• _GOAL_
Write out each line that follows exactly as it stands, without the pictures.

• _EXERCISE INPUTS_
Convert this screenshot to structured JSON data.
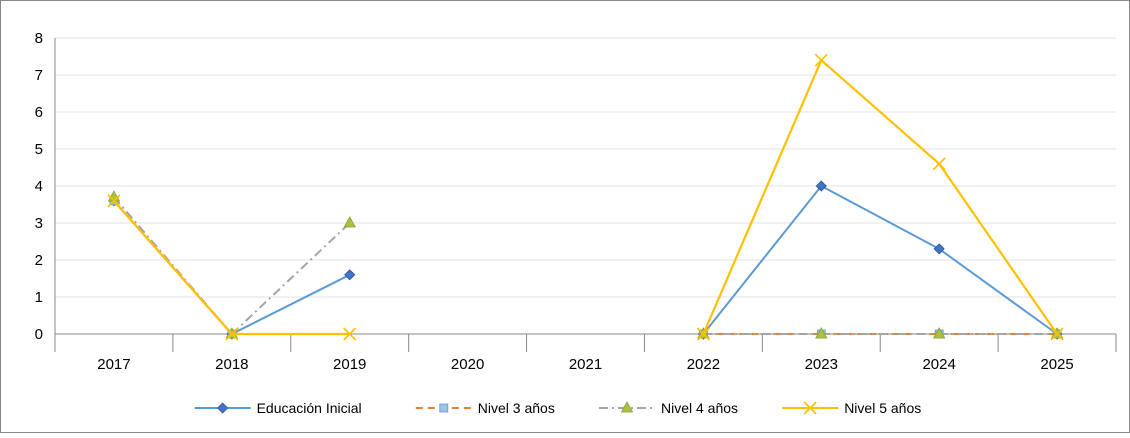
{
  "chart_data": {
    "type": "line",
    "categories": [
      "2017",
      "2018",
      "2019",
      "2020",
      "2021",
      "2022",
      "2023",
      "2024",
      "2025"
    ],
    "ylim": [
      0,
      8
    ],
    "yticks": [
      0,
      1,
      2,
      3,
      4,
      5,
      6,
      7,
      8
    ],
    "ytick_labels": [
      "0",
      "1",
      "2",
      "3",
      "4",
      "5",
      "6",
      "7",
      "8"
    ],
    "grid": true,
    "legend_position": "bottom",
    "series": [
      {
        "name": "Educación Inicial",
        "values": [
          3.6,
          0,
          1.6,
          null,
          null,
          0,
          4.0,
          2.3,
          0
        ],
        "color": "#4472C4",
        "line_color": "#5B9BD5",
        "marker": "diamond",
        "dash": "solid"
      },
      {
        "name": "Nivel 3 años",
        "values": [
          3.6,
          0,
          null,
          null,
          null,
          0,
          0,
          0,
          0
        ],
        "color": "#9DC3E6",
        "line_color": "#ED7D31",
        "marker": "square",
        "dash": "dash"
      },
      {
        "name": "Nivel 4 años",
        "values": [
          3.7,
          0,
          3.0,
          null,
          null,
          0,
          0,
          0,
          0
        ],
        "color": "#A9C23F",
        "line_color": "#A5A5A5",
        "marker": "triangle",
        "dash": "dashdot"
      },
      {
        "name": "Nivel 5 años",
        "values": [
          3.6,
          0,
          0,
          null,
          null,
          0,
          7.4,
          4.6,
          0
        ],
        "color": "#FFC000",
        "line_color": "#FFC000",
        "marker": "x",
        "dash": "solid"
      }
    ]
  }
}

• _OUTPUT FOR THIS TASK_
Convert this screenshot to structured JSON data.
{
  "chart_data": {
    "type": "line",
    "categories": [
      "2017",
      "2018",
      "2019",
      "2020",
      "2021",
      "2022",
      "2023",
      "2024",
      "2025"
    ],
    "ylim": [
      0,
      8
    ],
    "yticks": [
      0,
      1,
      2,
      3,
      4,
      5,
      6,
      7,
      8
    ],
    "ytick_labels": [
      "0",
      "1",
      "2",
      "3",
      "4",
      "5",
      "6",
      "7",
      "8"
    ],
    "grid": true,
    "legend_position": "bottom",
    "series": [
      {
        "name": "Educación Inicial",
        "values": [
          3.6,
          0,
          1.6,
          null,
          null,
          0,
          4.0,
          2.3,
          0
        ],
        "color": "#4472C4",
        "line_color": "#5B9BD5",
        "marker": "diamond",
        "dash": "solid"
      },
      {
        "name": "Nivel 3 años",
        "values": [
          3.6,
          0,
          null,
          null,
          null,
          0,
          0,
          0,
          0
        ],
        "color": "#9DC3E6",
        "line_color": "#ED7D31",
        "marker": "square",
        "dash": "dash"
      },
      {
        "name": "Nivel 4 años",
        "values": [
          3.7,
          0,
          3.0,
          null,
          null,
          0,
          0,
          0,
          0
        ],
        "color": "#A9C23F",
        "line_color": "#A5A5A5",
        "marker": "triangle",
        "dash": "dashdot"
      },
      {
        "name": "Nivel 5 años",
        "values": [
          3.6,
          0,
          0,
          null,
          null,
          0,
          7.4,
          4.6,
          0
        ],
        "color": "#FFC000",
        "line_color": "#FFC000",
        "marker": "x",
        "dash": "solid"
      }
    ]
  }
}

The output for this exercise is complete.